EXERCISE GOAL:
Go through the listing below and gather every line with the word "First".

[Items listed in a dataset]
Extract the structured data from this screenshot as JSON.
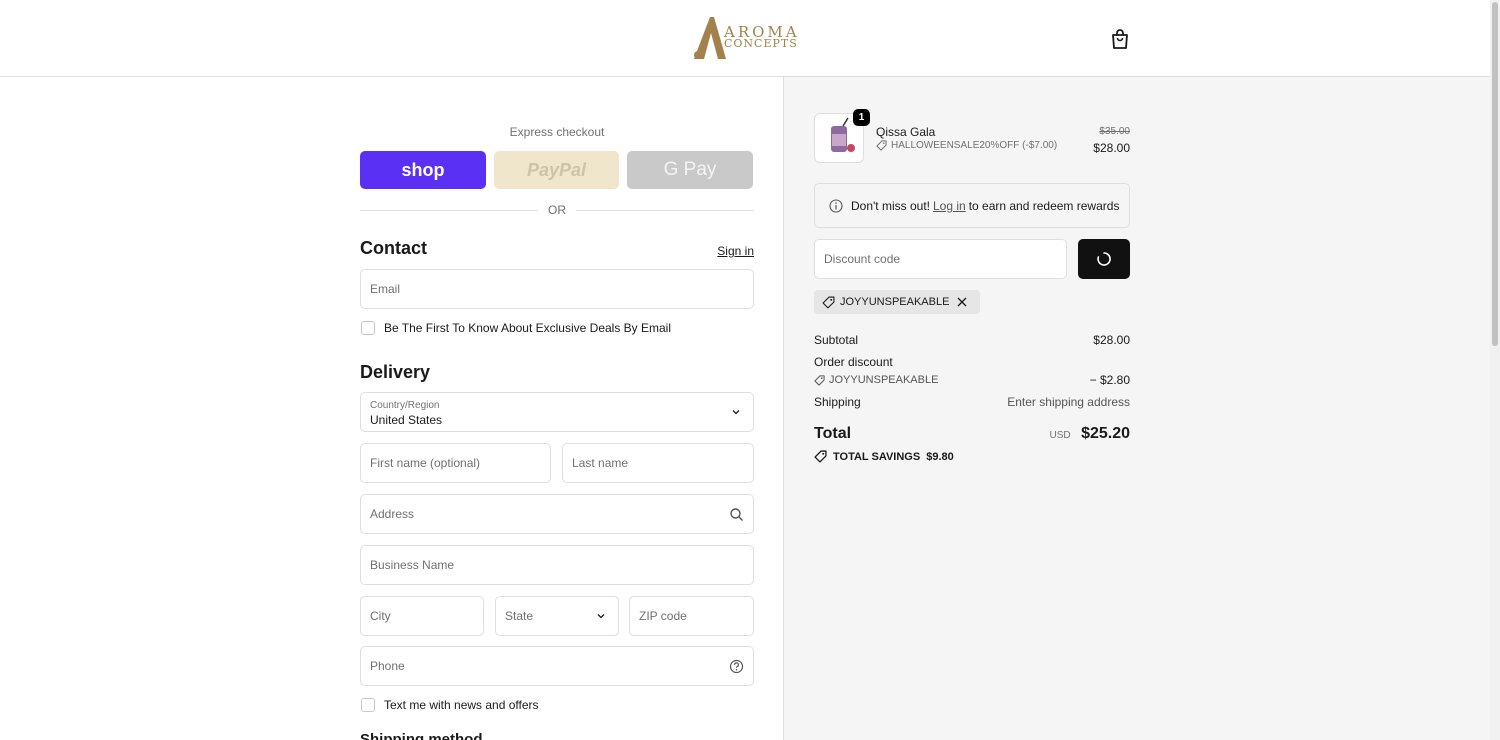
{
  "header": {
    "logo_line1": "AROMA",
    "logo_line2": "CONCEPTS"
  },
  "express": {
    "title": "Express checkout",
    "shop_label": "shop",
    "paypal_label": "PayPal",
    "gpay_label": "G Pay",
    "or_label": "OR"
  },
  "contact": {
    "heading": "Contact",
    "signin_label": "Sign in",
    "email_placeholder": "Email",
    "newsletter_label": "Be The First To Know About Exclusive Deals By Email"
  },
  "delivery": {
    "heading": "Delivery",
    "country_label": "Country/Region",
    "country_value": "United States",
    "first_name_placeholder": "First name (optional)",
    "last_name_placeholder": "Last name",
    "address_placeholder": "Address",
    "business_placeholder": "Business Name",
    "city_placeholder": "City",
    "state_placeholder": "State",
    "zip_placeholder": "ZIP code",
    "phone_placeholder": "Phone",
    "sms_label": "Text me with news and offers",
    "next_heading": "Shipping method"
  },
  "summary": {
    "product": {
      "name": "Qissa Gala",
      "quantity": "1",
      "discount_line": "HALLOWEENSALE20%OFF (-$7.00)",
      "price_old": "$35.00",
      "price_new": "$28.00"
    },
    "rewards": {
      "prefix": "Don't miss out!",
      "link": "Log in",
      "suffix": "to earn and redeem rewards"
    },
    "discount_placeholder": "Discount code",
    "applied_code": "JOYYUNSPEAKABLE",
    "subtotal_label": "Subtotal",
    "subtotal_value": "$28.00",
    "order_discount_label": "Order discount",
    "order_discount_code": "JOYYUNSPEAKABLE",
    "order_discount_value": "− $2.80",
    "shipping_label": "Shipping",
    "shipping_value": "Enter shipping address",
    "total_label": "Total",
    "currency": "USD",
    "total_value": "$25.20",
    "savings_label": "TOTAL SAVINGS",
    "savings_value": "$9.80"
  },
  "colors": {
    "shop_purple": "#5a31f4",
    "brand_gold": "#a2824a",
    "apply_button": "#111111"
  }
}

CORRECT OUTPUT:
    "newsletter_label": "Be The First To Know About Exclusive Deals By Email"
    "first_name_placeholder": "First name (optional)",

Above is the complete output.